■ Task directions
Skip every picture and transcribe the remaining material exactly.

■ Records

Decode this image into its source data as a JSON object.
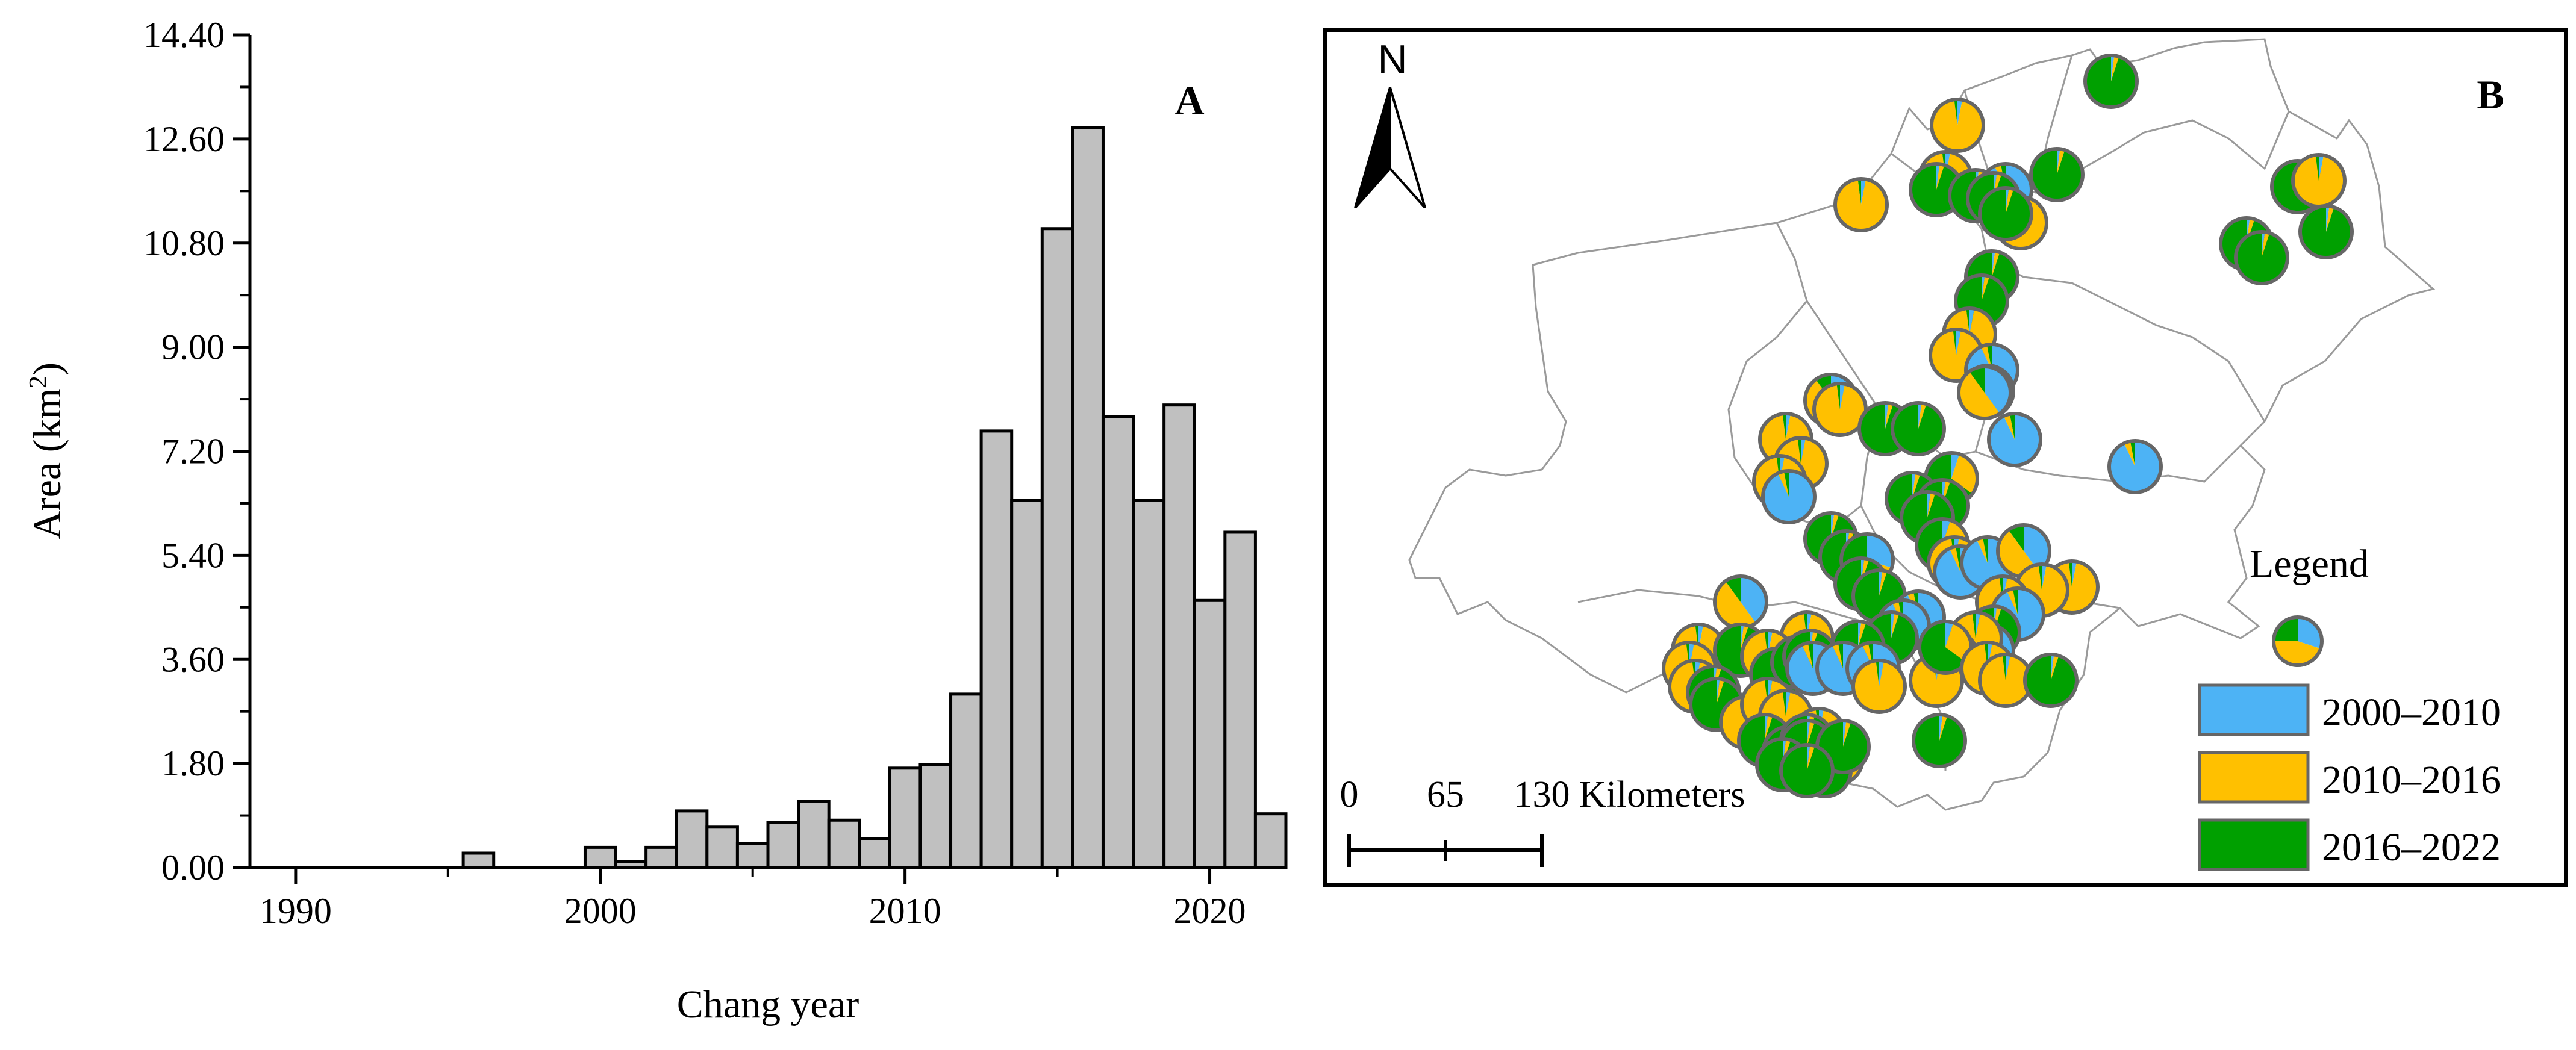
{
  "colors": {
    "bar_fill": "#c0c0c0",
    "blue": "#4db3f5",
    "yellow": "#ffc000",
    "green": "#00a000",
    "pie_stroke": "#666666",
    "boundary": "#9a9a9a"
  },
  "chart_data": {
    "type": "bar",
    "panel_label": "A",
    "title": "",
    "xlabel": "Chang year",
    "ylabel_prefix": "Area (km",
    "ylabel_sup": "2",
    "ylabel_suffix": ")",
    "xlim": [
      1988.5,
      2022.5
    ],
    "ylim": [
      0,
      14.4
    ],
    "x_ticks": [
      {
        "value": 1990,
        "label": "1990"
      },
      {
        "value": 2000,
        "label": "2000"
      },
      {
        "value": 2010,
        "label": "2010"
      },
      {
        "value": 2020,
        "label": "2020"
      }
    ],
    "y_ticks": [
      {
        "value": 0,
        "label": "0.00"
      },
      {
        "value": 1.8,
        "label": "1.80"
      },
      {
        "value": 3.6,
        "label": "3.60"
      },
      {
        "value": 5.4,
        "label": "5.40"
      },
      {
        "value": 7.2,
        "label": "7.20"
      },
      {
        "value": 9.0,
        "label": "9.00"
      },
      {
        "value": 10.8,
        "label": "10.80"
      },
      {
        "value": 12.6,
        "label": "12.60"
      },
      {
        "value": 14.4,
        "label": "14.40"
      }
    ],
    "categories": [
      1996,
      2000,
      2001,
      2002,
      2003,
      2004,
      2005,
      2006,
      2007,
      2008,
      2009,
      2010,
      2011,
      2012,
      2013,
      2014,
      2015,
      2016,
      2017,
      2018,
      2019,
      2020,
      2021,
      2022
    ],
    "values": [
      0.25,
      0.35,
      0.1,
      0.35,
      0.98,
      0.7,
      0.42,
      0.78,
      1.15,
      0.82,
      0.5,
      1.72,
      1.78,
      3.0,
      7.55,
      6.35,
      11.05,
      12.8,
      7.8,
      6.35,
      8.0,
      4.62,
      5.8,
      0.93
    ]
  },
  "map": {
    "panel_label": "B",
    "north_label": "N",
    "legend_title": "Legend",
    "legend_items": [
      {
        "label": "2000–2010",
        "color": "#4db3f5"
      },
      {
        "label": "2010–2016",
        "color": "#ffc000"
      },
      {
        "label": "2016–2022",
        "color": "#00a000"
      }
    ],
    "scale_labels": [
      "0",
      "65",
      "130"
    ],
    "scale_unit": "Kilometers"
  }
}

■ Output for this task
Decode this image into its source data as a JSON object.
{
  "colors": {
    "bar_fill": "#c0c0c0",
    "blue": "#4db3f5",
    "yellow": "#ffc000",
    "green": "#00a000",
    "pie_stroke": "#666666",
    "boundary": "#9a9a9a"
  },
  "chart_data": {
    "type": "bar",
    "panel_label": "A",
    "title": "",
    "xlabel": "Chang year",
    "ylabel_prefix": "Area (km",
    "ylabel_sup": "2",
    "ylabel_suffix": ")",
    "xlim": [
      1988.5,
      2022.5
    ],
    "ylim": [
      0,
      14.4
    ],
    "x_ticks": [
      {
        "value": 1990,
        "label": "1990"
      },
      {
        "value": 2000,
        "label": "2000"
      },
      {
        "value": 2010,
        "label": "2010"
      },
      {
        "value": 2020,
        "label": "2020"
      }
    ],
    "y_ticks": [
      {
        "value": 0,
        "label": "0.00"
      },
      {
        "value": 1.8,
        "label": "1.80"
      },
      {
        "value": 3.6,
        "label": "3.60"
      },
      {
        "value": 5.4,
        "label": "5.40"
      },
      {
        "value": 7.2,
        "label": "7.20"
      },
      {
        "value": 9.0,
        "label": "9.00"
      },
      {
        "value": 10.8,
        "label": "10.80"
      },
      {
        "value": 12.6,
        "label": "12.60"
      },
      {
        "value": 14.4,
        "label": "14.40"
      }
    ],
    "categories": [
      1996,
      2000,
      2001,
      2002,
      2003,
      2004,
      2005,
      2006,
      2007,
      2008,
      2009,
      2010,
      2011,
      2012,
      2013,
      2014,
      2015,
      2016,
      2017,
      2018,
      2019,
      2020,
      2021,
      2022
    ],
    "values": [
      0.25,
      0.35,
      0.1,
      0.35,
      0.98,
      0.7,
      0.42,
      0.78,
      1.15,
      0.82,
      0.5,
      1.72,
      1.78,
      3.0,
      7.55,
      6.35,
      11.05,
      12.8,
      7.8,
      6.35,
      8.0,
      4.62,
      5.8,
      0.93
    ]
  },
  "map": {
    "panel_label": "B",
    "north_label": "N",
    "legend_title": "Legend",
    "legend_items": [
      {
        "label": "2000–2010",
        "color": "#4db3f5"
      },
      {
        "label": "2010–2016",
        "color": "#ffc000"
      },
      {
        "label": "2016–2022",
        "color": "#00a000"
      }
    ],
    "scale_labels": [
      "0",
      "65",
      "130"
    ],
    "scale_unit": "Kilometers"
  }
}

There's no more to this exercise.